* [YOUR GOAL]: Your task is to locate every line holding the string "котёл" and to copy each of them.

-.-.-

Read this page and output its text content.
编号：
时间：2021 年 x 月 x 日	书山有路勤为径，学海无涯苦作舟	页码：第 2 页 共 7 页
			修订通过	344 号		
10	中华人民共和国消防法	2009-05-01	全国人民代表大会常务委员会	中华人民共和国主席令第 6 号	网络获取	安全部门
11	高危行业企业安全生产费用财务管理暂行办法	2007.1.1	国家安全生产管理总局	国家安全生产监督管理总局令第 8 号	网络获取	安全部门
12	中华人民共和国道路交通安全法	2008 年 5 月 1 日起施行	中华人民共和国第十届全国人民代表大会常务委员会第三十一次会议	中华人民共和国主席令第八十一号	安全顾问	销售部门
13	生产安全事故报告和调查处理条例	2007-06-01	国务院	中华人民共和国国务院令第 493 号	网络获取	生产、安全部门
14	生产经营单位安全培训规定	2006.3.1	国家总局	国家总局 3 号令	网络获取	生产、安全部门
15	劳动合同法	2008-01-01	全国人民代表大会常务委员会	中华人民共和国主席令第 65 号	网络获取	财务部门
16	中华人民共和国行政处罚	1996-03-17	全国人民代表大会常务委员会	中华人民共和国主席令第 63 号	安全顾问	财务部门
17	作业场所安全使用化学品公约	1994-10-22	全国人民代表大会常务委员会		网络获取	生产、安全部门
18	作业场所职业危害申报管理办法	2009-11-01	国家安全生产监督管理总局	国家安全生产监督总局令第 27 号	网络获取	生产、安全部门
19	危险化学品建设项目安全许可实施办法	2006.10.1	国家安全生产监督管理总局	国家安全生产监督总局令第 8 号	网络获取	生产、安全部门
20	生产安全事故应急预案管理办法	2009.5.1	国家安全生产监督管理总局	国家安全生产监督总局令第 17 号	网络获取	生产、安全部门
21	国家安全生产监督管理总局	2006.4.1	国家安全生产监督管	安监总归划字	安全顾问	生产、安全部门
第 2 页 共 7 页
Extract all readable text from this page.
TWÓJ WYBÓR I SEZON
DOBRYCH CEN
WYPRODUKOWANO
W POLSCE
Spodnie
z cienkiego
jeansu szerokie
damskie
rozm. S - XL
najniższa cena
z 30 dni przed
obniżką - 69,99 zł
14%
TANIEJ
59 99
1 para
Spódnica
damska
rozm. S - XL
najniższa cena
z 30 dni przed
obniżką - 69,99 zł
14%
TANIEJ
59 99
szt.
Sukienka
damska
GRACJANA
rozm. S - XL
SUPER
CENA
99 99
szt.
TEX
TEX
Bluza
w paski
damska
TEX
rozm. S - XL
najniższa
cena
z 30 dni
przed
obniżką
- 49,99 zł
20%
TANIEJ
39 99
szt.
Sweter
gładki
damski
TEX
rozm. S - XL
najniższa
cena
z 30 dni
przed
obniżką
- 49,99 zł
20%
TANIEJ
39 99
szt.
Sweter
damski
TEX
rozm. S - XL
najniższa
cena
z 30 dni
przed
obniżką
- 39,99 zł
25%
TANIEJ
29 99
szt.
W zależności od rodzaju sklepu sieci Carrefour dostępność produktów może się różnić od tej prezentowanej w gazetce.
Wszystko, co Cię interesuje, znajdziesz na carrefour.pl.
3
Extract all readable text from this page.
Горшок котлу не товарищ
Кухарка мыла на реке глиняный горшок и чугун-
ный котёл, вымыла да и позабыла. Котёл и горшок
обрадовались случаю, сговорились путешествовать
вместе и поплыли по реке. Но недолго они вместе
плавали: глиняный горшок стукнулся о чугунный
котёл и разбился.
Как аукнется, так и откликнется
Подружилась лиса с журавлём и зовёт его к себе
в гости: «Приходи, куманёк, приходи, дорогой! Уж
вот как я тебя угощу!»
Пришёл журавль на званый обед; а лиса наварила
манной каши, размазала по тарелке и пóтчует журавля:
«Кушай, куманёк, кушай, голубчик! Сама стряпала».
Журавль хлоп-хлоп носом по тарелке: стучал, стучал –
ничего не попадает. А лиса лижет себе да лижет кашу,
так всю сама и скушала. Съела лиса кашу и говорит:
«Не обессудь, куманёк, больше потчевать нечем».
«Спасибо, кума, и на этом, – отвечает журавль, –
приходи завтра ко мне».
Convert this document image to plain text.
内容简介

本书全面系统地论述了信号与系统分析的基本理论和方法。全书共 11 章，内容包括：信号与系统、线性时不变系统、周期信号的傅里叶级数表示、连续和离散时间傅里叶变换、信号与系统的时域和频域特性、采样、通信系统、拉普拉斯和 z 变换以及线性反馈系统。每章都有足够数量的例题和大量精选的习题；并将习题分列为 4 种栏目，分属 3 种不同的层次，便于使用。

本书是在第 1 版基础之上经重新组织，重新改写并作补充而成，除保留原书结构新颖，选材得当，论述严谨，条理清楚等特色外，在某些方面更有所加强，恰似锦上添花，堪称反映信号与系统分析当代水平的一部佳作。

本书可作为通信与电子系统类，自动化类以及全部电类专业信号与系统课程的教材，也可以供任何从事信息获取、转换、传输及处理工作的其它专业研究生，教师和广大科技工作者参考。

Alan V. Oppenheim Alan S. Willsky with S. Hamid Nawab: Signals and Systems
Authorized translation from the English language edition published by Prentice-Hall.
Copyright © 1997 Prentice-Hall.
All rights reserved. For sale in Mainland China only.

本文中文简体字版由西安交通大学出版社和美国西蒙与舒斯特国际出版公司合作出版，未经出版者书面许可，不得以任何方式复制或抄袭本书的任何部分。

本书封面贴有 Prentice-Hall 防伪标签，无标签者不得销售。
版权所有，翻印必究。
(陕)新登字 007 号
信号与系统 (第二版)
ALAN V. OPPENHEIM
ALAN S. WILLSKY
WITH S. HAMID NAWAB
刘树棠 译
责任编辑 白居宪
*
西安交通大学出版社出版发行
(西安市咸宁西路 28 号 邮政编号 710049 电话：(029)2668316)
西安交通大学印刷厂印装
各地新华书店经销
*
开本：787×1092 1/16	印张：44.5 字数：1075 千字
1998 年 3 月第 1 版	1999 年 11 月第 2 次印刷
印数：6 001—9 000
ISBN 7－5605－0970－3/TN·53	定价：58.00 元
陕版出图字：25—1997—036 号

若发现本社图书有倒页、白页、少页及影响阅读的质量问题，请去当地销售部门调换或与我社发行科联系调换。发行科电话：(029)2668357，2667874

-.-.-

* [TASK ANSWER]:
ный котёл, вымыла да и позабыла. Котёл и горшок
котёл и разбился.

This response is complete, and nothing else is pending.